# [Given data]

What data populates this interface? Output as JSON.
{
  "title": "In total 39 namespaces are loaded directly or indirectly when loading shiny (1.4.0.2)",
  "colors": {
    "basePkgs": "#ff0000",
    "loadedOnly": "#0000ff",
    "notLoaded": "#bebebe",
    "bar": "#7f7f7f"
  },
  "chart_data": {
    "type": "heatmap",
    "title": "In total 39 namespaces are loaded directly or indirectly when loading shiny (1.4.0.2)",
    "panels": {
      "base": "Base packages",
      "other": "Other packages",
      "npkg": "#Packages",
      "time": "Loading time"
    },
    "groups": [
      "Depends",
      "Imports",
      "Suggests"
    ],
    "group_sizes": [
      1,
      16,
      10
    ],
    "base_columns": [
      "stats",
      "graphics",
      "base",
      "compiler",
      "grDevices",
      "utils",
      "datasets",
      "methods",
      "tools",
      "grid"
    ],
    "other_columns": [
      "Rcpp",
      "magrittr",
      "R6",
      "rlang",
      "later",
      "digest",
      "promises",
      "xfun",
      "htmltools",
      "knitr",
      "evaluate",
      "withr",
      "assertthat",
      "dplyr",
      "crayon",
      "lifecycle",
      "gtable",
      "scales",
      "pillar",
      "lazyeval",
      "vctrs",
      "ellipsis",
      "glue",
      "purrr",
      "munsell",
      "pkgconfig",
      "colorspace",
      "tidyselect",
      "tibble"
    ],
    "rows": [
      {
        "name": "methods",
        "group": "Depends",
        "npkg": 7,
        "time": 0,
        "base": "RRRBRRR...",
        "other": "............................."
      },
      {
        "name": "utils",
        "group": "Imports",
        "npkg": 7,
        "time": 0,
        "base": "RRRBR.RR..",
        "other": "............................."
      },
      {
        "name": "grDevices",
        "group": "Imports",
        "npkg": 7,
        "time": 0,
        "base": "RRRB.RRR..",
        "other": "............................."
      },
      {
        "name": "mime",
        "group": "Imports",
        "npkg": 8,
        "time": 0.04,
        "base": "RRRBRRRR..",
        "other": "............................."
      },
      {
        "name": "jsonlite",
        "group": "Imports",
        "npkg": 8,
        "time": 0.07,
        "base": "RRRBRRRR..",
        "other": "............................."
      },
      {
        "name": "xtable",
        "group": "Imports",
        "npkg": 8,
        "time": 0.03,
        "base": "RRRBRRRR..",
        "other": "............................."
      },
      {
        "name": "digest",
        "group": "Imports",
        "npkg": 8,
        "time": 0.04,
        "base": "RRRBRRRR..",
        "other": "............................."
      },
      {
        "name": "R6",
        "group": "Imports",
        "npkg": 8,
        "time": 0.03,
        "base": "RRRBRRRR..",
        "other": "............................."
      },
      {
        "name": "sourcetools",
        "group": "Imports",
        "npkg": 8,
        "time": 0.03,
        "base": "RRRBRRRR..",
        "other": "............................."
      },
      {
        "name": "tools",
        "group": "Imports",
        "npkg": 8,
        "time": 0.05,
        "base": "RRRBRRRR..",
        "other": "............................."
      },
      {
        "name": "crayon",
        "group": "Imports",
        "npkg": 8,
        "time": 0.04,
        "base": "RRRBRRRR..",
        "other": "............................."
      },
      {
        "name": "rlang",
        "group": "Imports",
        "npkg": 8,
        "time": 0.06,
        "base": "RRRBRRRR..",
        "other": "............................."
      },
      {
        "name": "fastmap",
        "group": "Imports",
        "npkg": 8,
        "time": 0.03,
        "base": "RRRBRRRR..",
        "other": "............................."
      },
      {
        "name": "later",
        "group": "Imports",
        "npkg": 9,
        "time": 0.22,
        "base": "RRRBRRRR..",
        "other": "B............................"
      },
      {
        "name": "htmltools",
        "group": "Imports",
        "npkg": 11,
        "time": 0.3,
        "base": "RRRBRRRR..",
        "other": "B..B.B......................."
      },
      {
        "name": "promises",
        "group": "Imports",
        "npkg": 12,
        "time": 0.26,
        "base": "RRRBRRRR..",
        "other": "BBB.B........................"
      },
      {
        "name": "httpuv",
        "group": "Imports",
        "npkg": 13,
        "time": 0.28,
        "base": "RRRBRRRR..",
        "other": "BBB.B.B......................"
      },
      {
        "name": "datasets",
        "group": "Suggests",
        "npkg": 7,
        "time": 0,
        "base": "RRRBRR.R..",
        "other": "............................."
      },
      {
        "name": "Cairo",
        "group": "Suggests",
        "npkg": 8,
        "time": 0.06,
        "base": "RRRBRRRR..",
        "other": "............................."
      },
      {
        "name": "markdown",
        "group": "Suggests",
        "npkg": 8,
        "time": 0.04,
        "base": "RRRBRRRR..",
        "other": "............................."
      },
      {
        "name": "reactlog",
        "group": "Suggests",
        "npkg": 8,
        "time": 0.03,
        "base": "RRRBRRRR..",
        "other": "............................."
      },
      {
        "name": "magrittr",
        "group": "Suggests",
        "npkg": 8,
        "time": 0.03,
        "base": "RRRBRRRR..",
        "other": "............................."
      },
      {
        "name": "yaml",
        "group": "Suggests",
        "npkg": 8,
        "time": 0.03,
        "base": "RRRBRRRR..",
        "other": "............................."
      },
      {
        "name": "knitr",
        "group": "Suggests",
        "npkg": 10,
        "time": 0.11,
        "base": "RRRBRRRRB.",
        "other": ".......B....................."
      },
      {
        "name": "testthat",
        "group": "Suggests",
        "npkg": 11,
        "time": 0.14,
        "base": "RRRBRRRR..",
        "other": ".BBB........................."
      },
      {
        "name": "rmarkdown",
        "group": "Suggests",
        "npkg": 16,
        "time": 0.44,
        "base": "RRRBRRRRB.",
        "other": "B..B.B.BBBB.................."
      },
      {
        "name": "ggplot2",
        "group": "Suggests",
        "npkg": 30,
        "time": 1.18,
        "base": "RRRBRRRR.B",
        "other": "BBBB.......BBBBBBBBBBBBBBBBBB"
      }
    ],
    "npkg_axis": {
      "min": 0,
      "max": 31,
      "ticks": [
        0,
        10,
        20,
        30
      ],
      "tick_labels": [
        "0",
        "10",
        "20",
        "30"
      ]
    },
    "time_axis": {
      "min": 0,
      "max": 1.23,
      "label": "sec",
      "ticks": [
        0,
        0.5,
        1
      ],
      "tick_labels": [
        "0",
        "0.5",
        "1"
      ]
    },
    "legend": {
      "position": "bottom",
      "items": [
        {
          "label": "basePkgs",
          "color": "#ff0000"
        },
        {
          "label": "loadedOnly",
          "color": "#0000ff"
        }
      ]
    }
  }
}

# [Stated exercise]
Return all of the entries exactly as written.

# [Finished task]
What data populates this interface? Output as JSON.
{
  "title": "In total 39 namespaces are loaded directly or indirectly when loading shiny (1.4.0.2)",
  "colors": {
    "basePkgs": "#ff0000",
    "loadedOnly": "#0000ff",
    "notLoaded": "#bebebe",
    "bar": "#7f7f7f"
  },
  "chart_data": {
    "type": "heatmap",
    "title": "In total 39 namespaces are loaded directly or indirectly when loading shiny (1.4.0.2)",
    "panels": {
      "base": "Base packages",
      "other": "Other packages",
      "npkg": "#Packages",
      "time": "Loading time"
    },
    "groups": [
      "Depends",
      "Imports",
      "Suggests"
    ],
    "group_sizes": [
      1,
      16,
      10
    ],
    "base_columns": [
      "stats",
      "graphics",
      "base",
      "compiler",
      "grDevices",
      "utils",
      "datasets",
      "methods",
      "tools",
      "grid"
    ],
    "other_columns": [
      "Rcpp",
      "magrittr",
      "R6",
      "rlang",
      "later",
      "digest",
      "promises",
      "xfun",
      "htmltools",
      "knitr",
      "evaluate",
      "withr",
      "assertthat",
      "dplyr",
      "crayon",
      "lifecycle",
      "gtable",
      "scales",
      "pillar",
      "lazyeval",
      "vctrs",
      "ellipsis",
      "glue",
      "purrr",
      "munsell",
      "pkgconfig",
      "colorspace",
      "tidyselect",
      "tibble"
    ],
    "rows": [
      {
        "name": "methods",
        "group": "Depends",
        "npkg": 7,
        "time": 0,
        "base": "RRRBRRR...",
        "other": "............................."
      },
      {
        "name": "utils",
        "group": "Imports",
        "npkg": 7,
        "time": 0,
        "base": "RRRBR.RR..",
        "other": "............................."
      },
      {
        "name": "grDevices",
        "group": "Imports",
        "npkg": 7,
        "time": 0,
        "base": "RRRB.RRR..",
        "other": "............................."
      },
      {
        "name": "mime",
        "group": "Imports",
        "npkg": 8,
        "time": 0.04,
        "base": "RRRBRRRR..",
        "other": "............................."
      },
      {
        "name": "jsonlite",
        "group": "Imports",
        "npkg": 8,
        "time": 0.07,
        "base": "RRRBRRRR..",
        "other": "............................."
      },
      {
        "name": "xtable",
        "group": "Imports",
        "npkg": 8,
        "time": 0.03,
        "base": "RRRBRRRR..",
        "other": "............................."
      },
      {
        "name": "digest",
        "group": "Imports",
        "npkg": 8,
        "time": 0.04,
        "base": "RRRBRRRR..",
        "other": "............................."
      },
      {
        "name": "R6",
        "group": "Imports",
        "npkg": 8,
        "time": 0.03,
        "base": "RRRBRRRR..",
        "other": "............................."
      },
      {
        "name": "sourcetools",
        "group": "Imports",
        "npkg": 8,
        "time": 0.03,
        "base": "RRRBRRRR..",
        "other": "............................."
      },
      {
        "name": "tools",
        "group": "Imports",
        "npkg": 8,
        "time": 0.05,
        "base": "RRRBRRRR..",
        "other": "............................."
      },
      {
        "name": "crayon",
        "group": "Imports",
        "npkg": 8,
        "time": 0.04,
        "base": "RRRBRRRR..",
        "other": "............................."
      },
      {
        "name": "rlang",
        "group": "Imports",
        "npkg": 8,
        "time": 0.06,
        "base": "RRRBRRRR..",
        "other": "............................."
      },
      {
        "name": "fastmap",
        "group": "Imports",
        "npkg": 8,
        "time": 0.03,
        "base": "RRRBRRRR..",
        "other": "............................."
      },
      {
        "name": "later",
        "group": "Imports",
        "npkg": 9,
        "time": 0.22,
        "base": "RRRBRRRR..",
        "other": "B............................"
      },
      {
        "name": "htmltools",
        "group": "Imports",
        "npkg": 11,
        "time": 0.3,
        "base": "RRRBRRRR..",
        "other": "B..B.B......................."
      },
      {
        "name": "promises",
        "group": "Imports",
        "npkg": 12,
        "time": 0.26,
        "base": "RRRBRRRR..",
        "other": "BBB.B........................"
      },
      {
        "name": "httpuv",
        "group": "Imports",
        "npkg": 13,
        "time": 0.28,
        "base": "RRRBRRRR..",
        "other": "BBB.B.B......................"
      },
      {
        "name": "datasets",
        "group": "Suggests",
        "npkg": 7,
        "time": 0,
        "base": "RRRBRR.R..",
        "other": "............................."
      },
      {
        "name": "Cairo",
        "group": "Suggests",
        "npkg": 8,
        "time": 0.06,
        "base": "RRRBRRRR..",
        "other": "............................."
      },
      {
        "name": "markdown",
        "group": "Suggests",
        "npkg": 8,
        "time": 0.04,
        "base": "RRRBRRRR..",
        "other": "............................."
      },
      {
        "name": "reactlog",
        "group": "Suggests",
        "npkg": 8,
        "time": 0.03,
        "base": "RRRBRRRR..",
        "other": "............................."
      },
      {
        "name": "magrittr",
        "group": "Suggests",
        "npkg": 8,
        "time": 0.03,
        "base": "RRRBRRRR..",
        "other": "............................."
      },
      {
        "name": "yaml",
        "group": "Suggests",
        "npkg": 8,
        "time": 0.03,
        "base": "RRRBRRRR..",
        "other": "............................."
      },
      {
        "name": "knitr",
        "group": "Suggests",
        "npkg": 10,
        "time": 0.11,
        "base": "RRRBRRRRB.",
        "other": ".......B....................."
      },
      {
        "name": "testthat",
        "group": "Suggests",
        "npkg": 11,
        "time": 0.14,
        "base": "RRRBRRRR..",
        "other": ".BBB........................."
      },
      {
        "name": "rmarkdown",
        "group": "Suggests",
        "npkg": 16,
        "time": 0.44,
        "base": "RRRBRRRRB.",
        "other": "B..B.B.BBBB.................."
      },
      {
        "name": "ggplot2",
        "group": "Suggests",
        "npkg": 30,
        "time": 1.18,
        "base": "RRRBRRRR.B",
        "other": "BBBB.......BBBBBBBBBBBBBBBBBB"
      }
    ],
    "npkg_axis": {
      "min": 0,
      "max": 31,
      "ticks": [
        0,
        10,
        20,
        30
      ],
      "tick_labels": [
        "0",
        "10",
        "20",
        "30"
      ]
    },
    "time_axis": {
      "min": 0,
      "max": 1.23,
      "label": "sec",
      "ticks": [
        0,
        0.5,
        1
      ],
      "tick_labels": [
        "0",
        "0.5",
        "1"
      ]
    },
    "legend": {
      "position": "bottom",
      "items": [
        {
          "label": "basePkgs",
          "color": "#ff0000"
        },
        {
          "label": "loadedOnly",
          "color": "#0000ff"
        }
      ]
    }
  }
}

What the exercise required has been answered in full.